EXERCISE GOAL | Where a line contains the word "contact", copy that line in full.

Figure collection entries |
○ ○ ○ ○

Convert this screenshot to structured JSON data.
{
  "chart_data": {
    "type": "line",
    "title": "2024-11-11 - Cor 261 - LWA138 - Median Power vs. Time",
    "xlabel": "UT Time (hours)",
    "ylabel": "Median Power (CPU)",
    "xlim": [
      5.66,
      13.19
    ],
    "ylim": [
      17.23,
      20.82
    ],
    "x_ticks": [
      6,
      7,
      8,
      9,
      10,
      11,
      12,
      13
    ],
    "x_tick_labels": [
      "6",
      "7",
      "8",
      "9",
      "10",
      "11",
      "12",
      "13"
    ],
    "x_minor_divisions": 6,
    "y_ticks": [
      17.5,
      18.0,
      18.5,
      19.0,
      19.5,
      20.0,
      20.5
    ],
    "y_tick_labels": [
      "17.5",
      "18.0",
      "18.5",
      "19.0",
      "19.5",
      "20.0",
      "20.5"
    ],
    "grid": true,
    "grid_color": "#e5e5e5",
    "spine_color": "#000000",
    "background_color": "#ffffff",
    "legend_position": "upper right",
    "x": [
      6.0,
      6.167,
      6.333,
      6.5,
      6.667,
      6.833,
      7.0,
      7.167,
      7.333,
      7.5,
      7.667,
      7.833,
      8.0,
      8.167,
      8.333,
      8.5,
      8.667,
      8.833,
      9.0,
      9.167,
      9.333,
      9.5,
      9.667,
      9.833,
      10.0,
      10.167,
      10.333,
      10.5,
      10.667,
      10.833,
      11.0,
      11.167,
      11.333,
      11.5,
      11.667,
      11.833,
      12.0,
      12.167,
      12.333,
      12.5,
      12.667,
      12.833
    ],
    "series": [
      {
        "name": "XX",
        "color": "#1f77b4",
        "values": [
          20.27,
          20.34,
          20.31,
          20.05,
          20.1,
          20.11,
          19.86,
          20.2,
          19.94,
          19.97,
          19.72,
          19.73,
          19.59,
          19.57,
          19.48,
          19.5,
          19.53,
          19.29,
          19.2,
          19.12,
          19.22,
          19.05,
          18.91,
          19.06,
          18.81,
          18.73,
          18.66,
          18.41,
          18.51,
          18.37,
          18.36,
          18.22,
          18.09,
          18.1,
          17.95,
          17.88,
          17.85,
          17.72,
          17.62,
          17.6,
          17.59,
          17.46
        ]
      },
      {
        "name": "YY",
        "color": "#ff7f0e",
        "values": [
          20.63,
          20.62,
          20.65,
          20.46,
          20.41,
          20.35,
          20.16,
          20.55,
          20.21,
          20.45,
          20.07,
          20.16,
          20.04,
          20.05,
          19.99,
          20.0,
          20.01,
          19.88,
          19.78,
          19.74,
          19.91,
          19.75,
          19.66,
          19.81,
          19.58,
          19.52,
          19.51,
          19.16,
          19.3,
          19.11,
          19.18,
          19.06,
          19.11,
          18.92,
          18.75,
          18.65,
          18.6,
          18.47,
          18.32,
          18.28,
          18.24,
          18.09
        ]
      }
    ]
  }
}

○ ○ ○ ○

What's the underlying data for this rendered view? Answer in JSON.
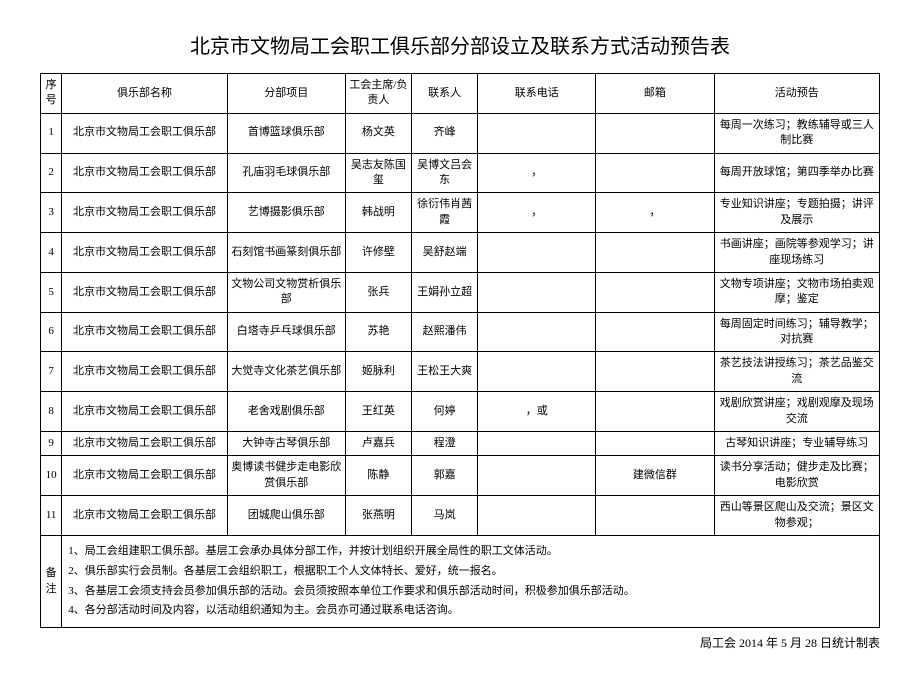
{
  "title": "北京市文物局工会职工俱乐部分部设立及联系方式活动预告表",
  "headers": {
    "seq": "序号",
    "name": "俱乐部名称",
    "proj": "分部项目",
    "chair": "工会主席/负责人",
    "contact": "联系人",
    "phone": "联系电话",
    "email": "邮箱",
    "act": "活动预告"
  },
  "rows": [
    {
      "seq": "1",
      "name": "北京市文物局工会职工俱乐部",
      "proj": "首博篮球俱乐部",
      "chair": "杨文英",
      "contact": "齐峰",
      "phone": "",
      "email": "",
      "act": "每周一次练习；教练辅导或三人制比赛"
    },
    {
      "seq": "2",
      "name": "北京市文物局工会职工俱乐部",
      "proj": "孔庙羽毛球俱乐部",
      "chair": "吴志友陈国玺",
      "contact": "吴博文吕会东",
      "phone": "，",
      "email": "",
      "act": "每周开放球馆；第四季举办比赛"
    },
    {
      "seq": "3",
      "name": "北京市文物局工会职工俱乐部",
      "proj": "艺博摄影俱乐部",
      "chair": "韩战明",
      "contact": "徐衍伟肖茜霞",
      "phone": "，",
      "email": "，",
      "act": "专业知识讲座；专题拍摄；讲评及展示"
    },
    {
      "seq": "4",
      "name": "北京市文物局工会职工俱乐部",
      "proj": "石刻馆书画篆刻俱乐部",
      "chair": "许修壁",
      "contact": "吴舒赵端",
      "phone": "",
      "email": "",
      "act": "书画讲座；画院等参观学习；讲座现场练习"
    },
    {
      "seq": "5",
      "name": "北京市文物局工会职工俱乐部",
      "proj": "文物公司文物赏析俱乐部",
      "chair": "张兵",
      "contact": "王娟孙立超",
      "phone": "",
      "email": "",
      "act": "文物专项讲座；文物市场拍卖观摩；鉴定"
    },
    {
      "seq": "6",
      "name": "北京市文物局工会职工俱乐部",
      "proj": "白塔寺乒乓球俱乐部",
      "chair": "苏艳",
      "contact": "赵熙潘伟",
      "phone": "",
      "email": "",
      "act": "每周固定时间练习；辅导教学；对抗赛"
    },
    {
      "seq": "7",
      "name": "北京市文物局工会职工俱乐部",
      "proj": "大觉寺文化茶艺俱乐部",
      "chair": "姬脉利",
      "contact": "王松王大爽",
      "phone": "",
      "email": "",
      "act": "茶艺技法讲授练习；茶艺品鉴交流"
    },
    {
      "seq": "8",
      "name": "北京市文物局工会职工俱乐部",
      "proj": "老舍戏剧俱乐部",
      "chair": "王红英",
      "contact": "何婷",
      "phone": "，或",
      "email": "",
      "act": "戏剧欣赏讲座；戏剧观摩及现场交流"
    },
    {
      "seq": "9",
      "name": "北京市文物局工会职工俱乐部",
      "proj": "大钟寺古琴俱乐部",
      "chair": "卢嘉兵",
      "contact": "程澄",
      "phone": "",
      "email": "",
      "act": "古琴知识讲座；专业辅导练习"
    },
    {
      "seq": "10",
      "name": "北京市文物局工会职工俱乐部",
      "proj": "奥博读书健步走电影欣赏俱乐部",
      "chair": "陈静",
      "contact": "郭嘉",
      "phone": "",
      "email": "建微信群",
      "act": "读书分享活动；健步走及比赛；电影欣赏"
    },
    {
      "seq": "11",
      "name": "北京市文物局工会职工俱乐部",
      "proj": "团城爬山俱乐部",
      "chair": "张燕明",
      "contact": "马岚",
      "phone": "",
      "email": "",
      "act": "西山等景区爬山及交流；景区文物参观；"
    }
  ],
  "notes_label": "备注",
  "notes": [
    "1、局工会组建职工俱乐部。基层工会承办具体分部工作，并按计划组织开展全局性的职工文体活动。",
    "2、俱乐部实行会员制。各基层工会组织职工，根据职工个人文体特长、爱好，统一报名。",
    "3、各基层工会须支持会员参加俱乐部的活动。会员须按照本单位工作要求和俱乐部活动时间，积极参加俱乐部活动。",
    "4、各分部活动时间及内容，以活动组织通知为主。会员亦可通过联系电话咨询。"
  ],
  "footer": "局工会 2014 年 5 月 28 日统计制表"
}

○ ○ ○ ○

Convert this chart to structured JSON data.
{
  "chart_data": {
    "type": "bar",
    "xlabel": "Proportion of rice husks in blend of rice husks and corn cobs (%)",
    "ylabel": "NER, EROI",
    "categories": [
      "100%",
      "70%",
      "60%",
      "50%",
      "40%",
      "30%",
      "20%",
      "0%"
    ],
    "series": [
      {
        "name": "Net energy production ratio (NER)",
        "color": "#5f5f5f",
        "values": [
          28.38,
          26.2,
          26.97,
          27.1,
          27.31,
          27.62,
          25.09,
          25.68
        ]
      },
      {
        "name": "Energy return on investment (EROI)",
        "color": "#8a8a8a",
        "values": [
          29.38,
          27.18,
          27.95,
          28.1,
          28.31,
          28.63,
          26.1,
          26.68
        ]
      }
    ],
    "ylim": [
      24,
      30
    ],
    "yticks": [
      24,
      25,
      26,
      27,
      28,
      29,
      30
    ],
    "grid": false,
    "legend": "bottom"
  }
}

○ ○ ○ ○

FULL OUTPUT |
    "contact": "联系人",
      "contact": "齐峰",
      "contact": "吴博文吕会东",
      "contact": "徐衍伟肖茜霞",
      "contact": "吴舒赵端",
      "contact": "王娟孙立超",
      "contact": "赵熙潘伟",
      "contact": "王松王大爽",
      "contact": "何婷",
      "contact": "程澄",
      "contact": "郭嘉",
      "contact": "马岚",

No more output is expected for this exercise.